Report only the number of lines in the records that contain the word "JSON".

+---+

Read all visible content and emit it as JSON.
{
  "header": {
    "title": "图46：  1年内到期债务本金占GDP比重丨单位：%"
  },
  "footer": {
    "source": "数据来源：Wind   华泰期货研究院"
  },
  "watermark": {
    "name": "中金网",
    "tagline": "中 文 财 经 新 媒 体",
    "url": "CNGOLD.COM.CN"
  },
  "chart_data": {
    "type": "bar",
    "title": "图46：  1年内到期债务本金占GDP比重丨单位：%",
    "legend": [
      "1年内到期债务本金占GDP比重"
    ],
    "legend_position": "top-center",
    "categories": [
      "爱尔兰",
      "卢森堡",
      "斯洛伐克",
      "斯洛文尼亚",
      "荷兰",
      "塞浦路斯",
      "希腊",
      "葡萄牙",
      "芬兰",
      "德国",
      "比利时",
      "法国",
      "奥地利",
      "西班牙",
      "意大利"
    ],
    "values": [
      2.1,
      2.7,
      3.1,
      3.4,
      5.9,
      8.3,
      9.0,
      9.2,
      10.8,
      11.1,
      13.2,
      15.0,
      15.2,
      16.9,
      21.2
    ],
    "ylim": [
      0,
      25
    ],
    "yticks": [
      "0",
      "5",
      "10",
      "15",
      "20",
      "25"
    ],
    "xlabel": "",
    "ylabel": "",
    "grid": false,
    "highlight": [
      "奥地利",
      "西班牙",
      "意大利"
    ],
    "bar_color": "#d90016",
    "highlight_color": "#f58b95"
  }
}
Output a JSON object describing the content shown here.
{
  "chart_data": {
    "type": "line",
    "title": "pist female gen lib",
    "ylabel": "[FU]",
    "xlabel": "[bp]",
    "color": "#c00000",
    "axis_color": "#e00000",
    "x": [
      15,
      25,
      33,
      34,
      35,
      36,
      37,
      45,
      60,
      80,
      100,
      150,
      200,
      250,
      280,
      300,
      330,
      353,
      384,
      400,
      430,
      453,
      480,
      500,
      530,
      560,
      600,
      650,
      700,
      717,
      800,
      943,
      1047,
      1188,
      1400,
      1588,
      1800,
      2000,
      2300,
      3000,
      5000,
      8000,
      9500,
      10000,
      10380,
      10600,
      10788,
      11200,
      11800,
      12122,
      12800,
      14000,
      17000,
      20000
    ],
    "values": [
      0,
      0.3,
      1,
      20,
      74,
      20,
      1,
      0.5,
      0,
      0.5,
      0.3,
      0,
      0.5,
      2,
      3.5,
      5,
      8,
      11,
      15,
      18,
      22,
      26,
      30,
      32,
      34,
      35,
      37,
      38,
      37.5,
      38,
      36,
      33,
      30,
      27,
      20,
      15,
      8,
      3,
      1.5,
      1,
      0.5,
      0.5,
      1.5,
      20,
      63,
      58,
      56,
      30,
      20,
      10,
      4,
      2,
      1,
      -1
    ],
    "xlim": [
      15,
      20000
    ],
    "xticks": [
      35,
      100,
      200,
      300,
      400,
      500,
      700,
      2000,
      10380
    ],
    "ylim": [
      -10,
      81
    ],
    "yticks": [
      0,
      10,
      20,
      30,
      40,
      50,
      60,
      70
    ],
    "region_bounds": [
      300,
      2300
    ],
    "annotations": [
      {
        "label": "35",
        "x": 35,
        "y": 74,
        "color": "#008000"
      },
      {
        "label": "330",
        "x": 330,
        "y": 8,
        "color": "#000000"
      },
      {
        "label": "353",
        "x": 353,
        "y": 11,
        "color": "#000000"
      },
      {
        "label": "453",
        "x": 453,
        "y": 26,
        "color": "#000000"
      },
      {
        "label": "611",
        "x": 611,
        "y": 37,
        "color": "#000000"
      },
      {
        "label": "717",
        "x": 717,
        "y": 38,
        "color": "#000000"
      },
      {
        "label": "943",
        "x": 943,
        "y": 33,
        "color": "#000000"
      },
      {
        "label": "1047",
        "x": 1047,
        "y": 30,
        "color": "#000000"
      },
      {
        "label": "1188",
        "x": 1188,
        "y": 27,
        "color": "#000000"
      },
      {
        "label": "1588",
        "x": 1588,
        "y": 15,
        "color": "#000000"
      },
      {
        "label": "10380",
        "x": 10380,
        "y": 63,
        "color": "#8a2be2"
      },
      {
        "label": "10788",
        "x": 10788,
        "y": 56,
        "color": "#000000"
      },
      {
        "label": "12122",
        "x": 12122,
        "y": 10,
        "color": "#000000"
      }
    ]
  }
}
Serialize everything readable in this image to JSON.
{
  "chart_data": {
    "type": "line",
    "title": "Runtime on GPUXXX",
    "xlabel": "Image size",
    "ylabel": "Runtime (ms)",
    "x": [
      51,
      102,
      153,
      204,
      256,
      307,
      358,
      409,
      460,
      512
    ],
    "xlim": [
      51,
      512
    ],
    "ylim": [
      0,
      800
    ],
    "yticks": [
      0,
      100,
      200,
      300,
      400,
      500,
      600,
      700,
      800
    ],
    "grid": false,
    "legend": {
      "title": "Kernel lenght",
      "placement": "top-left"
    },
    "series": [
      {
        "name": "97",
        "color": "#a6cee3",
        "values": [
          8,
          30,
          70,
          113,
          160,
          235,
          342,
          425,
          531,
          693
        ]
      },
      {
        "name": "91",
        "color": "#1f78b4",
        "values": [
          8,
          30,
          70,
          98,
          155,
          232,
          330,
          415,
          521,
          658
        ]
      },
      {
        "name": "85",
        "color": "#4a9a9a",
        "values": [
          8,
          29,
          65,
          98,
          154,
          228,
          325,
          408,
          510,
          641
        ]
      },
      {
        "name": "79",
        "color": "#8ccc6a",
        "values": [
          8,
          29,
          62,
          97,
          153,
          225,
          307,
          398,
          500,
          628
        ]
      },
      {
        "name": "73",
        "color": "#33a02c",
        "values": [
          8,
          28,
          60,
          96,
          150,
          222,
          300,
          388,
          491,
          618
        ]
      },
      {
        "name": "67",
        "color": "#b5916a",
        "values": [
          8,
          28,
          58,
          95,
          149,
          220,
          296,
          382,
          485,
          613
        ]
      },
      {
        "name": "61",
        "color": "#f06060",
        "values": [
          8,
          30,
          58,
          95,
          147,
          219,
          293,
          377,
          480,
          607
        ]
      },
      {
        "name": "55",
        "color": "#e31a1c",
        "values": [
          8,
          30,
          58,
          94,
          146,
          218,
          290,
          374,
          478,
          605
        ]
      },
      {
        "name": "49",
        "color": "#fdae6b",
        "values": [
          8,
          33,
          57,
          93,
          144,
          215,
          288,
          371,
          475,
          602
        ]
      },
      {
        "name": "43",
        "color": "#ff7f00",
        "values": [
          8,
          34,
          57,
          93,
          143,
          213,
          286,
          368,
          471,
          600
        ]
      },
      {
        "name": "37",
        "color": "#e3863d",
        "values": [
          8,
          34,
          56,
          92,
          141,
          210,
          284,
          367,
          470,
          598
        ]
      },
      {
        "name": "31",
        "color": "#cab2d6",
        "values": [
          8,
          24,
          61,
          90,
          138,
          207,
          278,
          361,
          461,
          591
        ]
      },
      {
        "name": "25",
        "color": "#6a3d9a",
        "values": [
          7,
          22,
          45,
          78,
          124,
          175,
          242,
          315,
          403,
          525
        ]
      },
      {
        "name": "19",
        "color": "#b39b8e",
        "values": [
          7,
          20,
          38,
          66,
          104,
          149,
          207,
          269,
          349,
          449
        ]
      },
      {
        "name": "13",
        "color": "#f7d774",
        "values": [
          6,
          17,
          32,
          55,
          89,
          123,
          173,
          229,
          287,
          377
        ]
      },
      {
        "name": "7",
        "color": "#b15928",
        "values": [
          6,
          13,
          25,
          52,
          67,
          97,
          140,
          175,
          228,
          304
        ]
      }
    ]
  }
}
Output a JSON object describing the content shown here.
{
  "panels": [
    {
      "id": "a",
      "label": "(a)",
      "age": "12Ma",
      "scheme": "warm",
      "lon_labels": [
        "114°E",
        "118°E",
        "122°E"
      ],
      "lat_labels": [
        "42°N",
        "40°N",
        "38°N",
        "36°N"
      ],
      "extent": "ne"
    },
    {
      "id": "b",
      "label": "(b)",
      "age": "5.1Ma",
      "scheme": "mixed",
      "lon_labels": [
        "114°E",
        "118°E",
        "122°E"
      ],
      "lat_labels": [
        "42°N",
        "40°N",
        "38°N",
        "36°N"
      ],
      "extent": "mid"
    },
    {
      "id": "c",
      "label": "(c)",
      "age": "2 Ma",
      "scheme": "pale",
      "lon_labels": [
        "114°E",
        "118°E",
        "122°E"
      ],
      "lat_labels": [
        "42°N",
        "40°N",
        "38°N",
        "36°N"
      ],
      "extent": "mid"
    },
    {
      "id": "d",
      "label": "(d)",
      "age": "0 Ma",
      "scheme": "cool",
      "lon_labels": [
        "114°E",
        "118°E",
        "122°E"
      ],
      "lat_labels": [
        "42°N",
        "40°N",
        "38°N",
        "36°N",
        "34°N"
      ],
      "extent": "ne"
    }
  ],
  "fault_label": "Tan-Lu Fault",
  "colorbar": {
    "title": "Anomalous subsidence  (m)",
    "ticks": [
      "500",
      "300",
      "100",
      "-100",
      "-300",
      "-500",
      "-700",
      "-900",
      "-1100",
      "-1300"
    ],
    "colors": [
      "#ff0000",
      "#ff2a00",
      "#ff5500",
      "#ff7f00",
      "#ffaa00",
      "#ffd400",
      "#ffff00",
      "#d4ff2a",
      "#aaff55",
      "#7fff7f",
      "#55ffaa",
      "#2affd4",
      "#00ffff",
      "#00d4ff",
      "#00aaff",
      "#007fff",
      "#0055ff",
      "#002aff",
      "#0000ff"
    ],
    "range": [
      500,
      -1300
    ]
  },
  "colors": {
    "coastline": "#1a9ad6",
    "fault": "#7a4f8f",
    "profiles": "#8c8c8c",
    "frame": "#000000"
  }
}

+---+

### Task response
4